Exercise directions |
Find the word "frac" in the listing; pull out each line holding it.

Stored data entries:
-*-

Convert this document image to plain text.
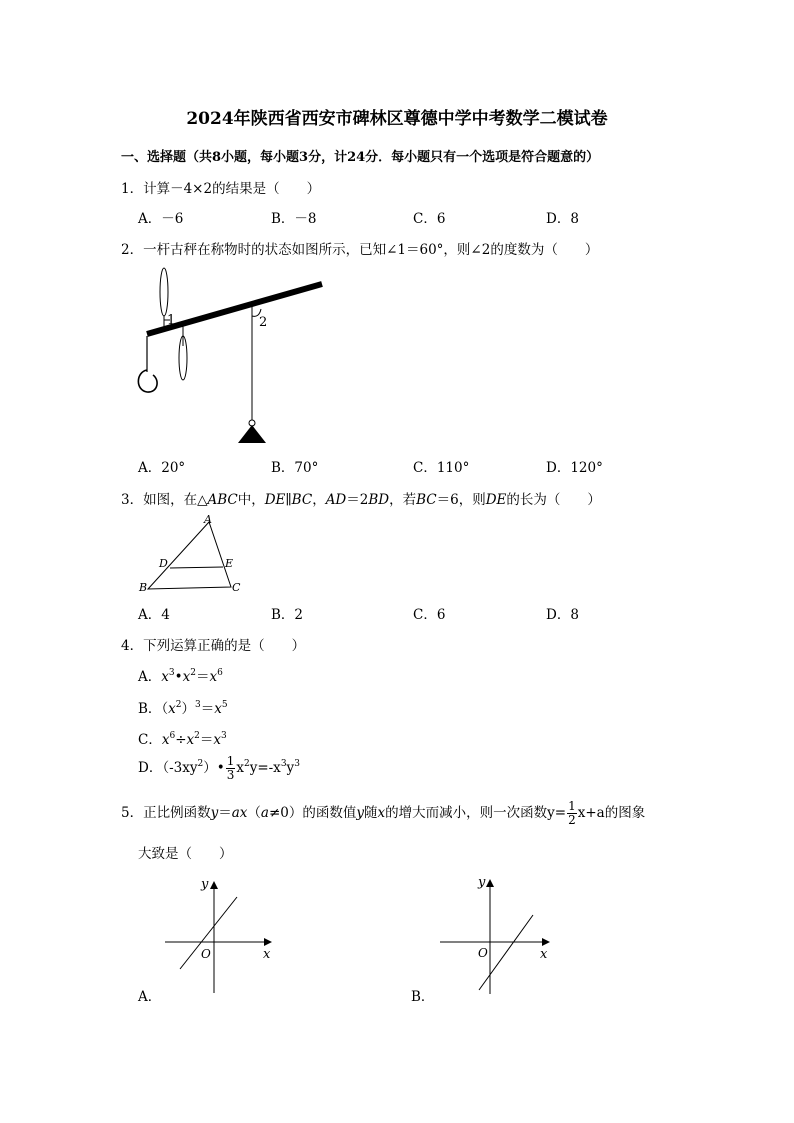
2024年陕西省西安市碑林区尊德中学中考数学二模试卷
一、选择题（共8小题，每小题3分，计24分．每小题只有一个选项是符合题意的）
1．计算－4×2的结果是（　　）
A．－6	B．－8	C．6	D．8
2．一杆古秤在称物时的状态如图所示，已知∠1＝60°，则∠2的度数为（　　）
1	2
A．20°	B．70°	C．110°	D．120°
3．如图，在△ABC中，DE∥BC，AD＝2BD，若BC＝6，则DE的长为（　　）
A
D	E
B	C
A．4	B．2	C．6	D．8
4．下列运算正确的是（　　）
A．$x^3•x^2=x^6$
B．$(x^2)^3=x^5$
C．$x^6\div x^2=x^3$
D．$(-3xy^2)• \frac{1}{3} x^2y=-x^3y^3$
5．正比例函数y＝ax（a≠0）的函数值y随x的增大而减小，则一次函数$y= \frac{1}{2} x+a$的图象
大致是（　　）
y
x
O
A．
y
x
O
B．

-*-

Result of the exercise |
D．$(-3xy^2)• \frac{1}{3} x^2y=-x^3y^3$
5．正比例函数y＝ax（a≠0）的函数值y随x的增大而减小，则一次函数$y= \frac{1}{2} x+a$的图象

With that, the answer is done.